MATERIALE FORNITO:
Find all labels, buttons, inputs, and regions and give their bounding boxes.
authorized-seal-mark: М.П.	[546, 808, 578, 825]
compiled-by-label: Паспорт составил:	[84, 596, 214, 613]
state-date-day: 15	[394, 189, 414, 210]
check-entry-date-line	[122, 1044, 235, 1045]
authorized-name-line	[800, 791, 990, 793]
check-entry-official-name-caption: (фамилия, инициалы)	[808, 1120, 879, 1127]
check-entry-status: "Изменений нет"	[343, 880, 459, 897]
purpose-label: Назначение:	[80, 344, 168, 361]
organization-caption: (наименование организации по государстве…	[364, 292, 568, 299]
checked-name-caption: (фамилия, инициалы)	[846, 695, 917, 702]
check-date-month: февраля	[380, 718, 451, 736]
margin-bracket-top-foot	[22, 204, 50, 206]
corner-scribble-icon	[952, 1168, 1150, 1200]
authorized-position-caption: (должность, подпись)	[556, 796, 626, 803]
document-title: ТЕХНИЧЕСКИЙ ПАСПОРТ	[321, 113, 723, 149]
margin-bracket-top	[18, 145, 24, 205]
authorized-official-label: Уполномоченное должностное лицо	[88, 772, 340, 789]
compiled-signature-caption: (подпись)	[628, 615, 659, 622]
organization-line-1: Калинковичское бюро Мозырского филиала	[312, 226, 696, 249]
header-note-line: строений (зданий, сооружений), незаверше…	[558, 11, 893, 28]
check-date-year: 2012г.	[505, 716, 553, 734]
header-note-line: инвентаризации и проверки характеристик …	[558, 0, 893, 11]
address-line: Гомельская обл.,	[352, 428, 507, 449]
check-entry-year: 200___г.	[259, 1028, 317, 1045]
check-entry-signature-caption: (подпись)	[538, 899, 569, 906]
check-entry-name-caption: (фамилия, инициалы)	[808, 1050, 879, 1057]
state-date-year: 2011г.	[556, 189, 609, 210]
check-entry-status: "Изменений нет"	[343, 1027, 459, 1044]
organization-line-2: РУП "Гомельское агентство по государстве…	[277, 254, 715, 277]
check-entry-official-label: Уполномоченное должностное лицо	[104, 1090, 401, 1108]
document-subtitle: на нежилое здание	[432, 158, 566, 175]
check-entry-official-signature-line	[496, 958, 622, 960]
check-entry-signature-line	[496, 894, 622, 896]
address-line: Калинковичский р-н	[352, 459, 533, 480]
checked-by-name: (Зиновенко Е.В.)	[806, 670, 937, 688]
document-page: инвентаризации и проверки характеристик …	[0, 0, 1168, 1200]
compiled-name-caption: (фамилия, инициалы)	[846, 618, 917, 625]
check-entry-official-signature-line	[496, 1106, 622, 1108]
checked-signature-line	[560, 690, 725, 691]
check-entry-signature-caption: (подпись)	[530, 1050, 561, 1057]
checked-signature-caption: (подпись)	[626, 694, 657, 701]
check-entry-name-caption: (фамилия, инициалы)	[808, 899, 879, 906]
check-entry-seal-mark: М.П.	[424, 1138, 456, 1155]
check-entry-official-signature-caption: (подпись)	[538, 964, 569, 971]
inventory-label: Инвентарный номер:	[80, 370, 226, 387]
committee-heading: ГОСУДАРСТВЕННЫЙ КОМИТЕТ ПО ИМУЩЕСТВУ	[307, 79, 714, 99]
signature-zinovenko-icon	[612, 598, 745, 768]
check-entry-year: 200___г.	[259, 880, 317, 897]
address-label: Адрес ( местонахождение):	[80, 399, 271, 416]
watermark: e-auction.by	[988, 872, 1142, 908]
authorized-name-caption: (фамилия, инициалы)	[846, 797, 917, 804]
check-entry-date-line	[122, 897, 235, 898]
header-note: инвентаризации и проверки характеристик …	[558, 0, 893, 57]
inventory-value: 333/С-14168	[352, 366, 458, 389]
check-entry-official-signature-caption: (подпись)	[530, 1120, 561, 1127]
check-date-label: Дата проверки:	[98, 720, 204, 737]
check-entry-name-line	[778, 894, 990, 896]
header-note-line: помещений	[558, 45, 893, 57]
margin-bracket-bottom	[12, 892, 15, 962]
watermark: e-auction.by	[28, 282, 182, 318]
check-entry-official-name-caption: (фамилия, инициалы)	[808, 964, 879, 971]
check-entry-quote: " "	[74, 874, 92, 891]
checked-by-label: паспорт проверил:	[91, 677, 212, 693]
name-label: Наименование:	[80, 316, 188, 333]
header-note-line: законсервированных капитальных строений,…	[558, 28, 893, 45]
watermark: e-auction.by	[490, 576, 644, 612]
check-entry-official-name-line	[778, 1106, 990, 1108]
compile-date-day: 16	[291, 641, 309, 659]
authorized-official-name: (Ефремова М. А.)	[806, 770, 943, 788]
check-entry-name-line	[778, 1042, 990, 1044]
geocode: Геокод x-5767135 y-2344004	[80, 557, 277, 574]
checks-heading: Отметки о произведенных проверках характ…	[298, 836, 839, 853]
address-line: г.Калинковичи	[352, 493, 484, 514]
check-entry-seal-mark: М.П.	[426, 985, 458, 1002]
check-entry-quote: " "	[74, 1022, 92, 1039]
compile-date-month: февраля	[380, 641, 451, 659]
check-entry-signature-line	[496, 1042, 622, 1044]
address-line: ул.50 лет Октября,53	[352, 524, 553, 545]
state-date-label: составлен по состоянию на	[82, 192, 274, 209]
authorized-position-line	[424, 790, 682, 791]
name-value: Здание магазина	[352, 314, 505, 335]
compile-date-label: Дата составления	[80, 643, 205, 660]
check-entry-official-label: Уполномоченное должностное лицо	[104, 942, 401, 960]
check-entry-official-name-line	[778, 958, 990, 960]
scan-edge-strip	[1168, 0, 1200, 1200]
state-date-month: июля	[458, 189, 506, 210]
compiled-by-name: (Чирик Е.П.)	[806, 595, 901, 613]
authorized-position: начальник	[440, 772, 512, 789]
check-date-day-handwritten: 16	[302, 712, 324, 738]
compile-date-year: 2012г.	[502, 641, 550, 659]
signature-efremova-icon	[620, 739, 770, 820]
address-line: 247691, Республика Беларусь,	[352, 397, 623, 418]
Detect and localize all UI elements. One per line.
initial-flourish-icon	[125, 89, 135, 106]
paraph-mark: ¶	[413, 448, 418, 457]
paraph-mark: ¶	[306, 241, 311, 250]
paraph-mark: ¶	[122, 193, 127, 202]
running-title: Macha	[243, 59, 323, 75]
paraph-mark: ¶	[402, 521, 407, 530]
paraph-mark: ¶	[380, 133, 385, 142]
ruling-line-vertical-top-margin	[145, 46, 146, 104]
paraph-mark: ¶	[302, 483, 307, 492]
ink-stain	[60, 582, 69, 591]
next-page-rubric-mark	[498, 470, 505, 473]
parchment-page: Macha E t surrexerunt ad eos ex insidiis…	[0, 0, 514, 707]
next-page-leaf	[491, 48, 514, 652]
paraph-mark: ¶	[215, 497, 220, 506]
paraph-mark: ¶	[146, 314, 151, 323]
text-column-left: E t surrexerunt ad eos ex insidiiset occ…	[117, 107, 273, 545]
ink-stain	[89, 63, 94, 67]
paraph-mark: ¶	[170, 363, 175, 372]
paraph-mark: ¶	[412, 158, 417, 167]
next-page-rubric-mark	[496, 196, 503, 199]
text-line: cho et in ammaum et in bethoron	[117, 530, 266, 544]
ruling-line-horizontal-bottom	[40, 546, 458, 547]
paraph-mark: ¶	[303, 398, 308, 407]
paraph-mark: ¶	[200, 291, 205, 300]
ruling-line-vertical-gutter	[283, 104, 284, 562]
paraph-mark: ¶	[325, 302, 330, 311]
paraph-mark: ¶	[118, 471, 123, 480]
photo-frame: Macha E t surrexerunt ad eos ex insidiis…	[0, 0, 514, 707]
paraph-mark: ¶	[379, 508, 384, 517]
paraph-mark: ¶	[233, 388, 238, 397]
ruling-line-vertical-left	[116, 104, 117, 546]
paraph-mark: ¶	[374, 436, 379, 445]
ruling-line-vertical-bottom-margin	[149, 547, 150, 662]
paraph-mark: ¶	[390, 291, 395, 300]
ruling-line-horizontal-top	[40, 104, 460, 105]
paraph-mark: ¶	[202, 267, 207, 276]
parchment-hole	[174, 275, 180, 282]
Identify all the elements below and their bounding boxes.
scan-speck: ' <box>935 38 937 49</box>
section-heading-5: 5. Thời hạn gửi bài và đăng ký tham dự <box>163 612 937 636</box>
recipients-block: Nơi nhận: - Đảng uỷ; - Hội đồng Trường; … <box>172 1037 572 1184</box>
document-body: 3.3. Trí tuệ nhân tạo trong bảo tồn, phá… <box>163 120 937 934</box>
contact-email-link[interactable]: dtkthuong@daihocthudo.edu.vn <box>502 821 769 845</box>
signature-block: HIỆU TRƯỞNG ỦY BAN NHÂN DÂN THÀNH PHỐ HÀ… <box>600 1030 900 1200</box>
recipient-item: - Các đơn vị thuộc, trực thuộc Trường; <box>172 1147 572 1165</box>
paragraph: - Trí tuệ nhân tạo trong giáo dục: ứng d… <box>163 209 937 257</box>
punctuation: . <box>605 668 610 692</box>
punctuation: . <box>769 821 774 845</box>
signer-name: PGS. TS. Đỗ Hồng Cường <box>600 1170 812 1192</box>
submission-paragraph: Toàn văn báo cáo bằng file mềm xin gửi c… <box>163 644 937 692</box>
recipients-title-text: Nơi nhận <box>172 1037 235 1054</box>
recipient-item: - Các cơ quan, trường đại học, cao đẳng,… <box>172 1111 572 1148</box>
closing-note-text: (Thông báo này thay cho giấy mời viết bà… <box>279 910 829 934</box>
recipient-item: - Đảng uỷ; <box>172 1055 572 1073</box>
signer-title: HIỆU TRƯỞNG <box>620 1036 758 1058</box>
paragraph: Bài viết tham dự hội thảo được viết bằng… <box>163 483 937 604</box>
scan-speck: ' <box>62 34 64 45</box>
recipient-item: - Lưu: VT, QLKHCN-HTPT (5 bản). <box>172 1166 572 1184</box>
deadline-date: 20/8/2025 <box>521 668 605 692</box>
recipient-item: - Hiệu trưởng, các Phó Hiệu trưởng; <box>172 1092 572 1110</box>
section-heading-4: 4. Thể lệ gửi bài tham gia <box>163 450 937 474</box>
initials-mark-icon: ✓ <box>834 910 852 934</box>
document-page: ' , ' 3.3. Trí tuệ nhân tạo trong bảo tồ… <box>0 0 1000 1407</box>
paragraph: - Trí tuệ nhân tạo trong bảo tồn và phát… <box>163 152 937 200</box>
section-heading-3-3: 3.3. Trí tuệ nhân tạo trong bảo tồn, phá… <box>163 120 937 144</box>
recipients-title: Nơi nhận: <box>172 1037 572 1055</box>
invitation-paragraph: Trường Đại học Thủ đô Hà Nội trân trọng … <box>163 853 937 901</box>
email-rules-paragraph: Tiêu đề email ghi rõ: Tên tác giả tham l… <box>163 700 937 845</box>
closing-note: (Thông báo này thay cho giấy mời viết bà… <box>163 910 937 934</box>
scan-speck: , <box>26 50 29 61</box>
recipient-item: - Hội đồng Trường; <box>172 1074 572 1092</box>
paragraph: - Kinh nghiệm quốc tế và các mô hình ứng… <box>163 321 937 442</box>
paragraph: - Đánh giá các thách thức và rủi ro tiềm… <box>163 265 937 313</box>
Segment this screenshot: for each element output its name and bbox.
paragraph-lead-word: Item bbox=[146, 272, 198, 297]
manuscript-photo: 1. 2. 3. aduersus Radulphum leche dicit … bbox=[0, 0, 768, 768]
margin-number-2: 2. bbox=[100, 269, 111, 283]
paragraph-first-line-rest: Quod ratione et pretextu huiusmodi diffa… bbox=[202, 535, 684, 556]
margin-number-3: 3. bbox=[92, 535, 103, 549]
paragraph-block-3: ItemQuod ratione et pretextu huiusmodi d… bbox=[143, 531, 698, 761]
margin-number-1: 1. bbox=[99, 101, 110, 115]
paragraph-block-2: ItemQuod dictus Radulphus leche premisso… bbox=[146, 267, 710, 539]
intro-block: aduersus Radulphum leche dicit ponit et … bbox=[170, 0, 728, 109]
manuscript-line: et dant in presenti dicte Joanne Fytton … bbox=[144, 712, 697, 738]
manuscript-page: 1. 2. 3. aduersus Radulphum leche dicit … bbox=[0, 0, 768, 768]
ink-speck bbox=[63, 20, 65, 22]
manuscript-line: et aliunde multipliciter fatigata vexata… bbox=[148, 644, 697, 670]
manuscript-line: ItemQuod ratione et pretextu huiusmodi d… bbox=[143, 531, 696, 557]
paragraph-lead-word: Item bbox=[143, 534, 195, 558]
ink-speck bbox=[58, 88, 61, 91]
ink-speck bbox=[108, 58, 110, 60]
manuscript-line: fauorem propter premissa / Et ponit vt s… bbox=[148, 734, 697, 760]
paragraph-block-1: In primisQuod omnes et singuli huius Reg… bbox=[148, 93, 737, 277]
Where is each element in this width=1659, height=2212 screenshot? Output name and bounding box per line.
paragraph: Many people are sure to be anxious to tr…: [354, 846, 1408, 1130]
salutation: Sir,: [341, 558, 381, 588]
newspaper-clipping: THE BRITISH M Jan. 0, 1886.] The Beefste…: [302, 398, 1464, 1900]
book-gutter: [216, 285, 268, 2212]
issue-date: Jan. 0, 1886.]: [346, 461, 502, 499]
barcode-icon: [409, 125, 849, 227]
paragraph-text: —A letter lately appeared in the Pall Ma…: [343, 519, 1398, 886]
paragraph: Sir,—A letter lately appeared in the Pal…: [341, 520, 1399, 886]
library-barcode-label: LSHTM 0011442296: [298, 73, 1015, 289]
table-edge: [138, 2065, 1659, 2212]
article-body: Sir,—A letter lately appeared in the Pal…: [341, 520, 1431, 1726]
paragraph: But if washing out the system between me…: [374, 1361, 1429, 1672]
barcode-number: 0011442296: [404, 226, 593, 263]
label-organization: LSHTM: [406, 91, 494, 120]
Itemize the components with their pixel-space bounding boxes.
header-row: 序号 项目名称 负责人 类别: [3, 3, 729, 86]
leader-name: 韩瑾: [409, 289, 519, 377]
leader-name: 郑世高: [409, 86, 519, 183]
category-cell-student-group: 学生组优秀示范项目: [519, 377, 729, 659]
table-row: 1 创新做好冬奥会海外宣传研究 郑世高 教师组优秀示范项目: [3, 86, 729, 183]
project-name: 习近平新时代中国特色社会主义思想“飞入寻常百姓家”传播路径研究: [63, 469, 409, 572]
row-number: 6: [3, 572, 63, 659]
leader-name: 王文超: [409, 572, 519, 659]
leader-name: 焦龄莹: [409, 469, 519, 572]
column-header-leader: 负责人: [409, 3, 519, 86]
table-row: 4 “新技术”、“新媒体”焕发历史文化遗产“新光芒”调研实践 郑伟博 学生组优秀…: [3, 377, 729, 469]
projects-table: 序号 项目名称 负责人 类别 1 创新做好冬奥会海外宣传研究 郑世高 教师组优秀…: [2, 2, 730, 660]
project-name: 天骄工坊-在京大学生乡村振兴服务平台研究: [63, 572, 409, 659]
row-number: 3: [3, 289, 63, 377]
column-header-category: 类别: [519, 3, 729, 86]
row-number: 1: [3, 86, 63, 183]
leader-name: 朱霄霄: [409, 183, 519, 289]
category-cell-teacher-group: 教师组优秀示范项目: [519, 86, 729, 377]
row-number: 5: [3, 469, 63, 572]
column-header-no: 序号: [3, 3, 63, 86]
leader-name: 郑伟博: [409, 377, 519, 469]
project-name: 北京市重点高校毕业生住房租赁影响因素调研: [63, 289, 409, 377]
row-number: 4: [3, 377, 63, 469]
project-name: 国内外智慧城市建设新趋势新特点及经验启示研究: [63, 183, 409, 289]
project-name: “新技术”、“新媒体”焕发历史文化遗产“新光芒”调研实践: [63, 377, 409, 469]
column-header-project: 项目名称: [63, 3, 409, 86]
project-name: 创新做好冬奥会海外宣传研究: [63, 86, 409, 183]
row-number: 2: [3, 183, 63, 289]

PROBLEMA: Riscriva la parte del materiale che va dall'inizio fino alla riga contenente "791, 990, 793]", inclusa, sostituendo "regions" con "areas" e lasciando invariato tutto il resto.

SOLUZIONE:
Find all labels, buttons, inputs, and areas and give their bounding boxes.
authorized-seal-mark: М.П.	[546, 808, 578, 825]
compiled-by-label: Паспорт составил:	[84, 596, 214, 613]
state-date-day: 15	[394, 189, 414, 210]
check-entry-date-line	[122, 1044, 235, 1045]
authorized-name-line	[800, 791, 990, 793]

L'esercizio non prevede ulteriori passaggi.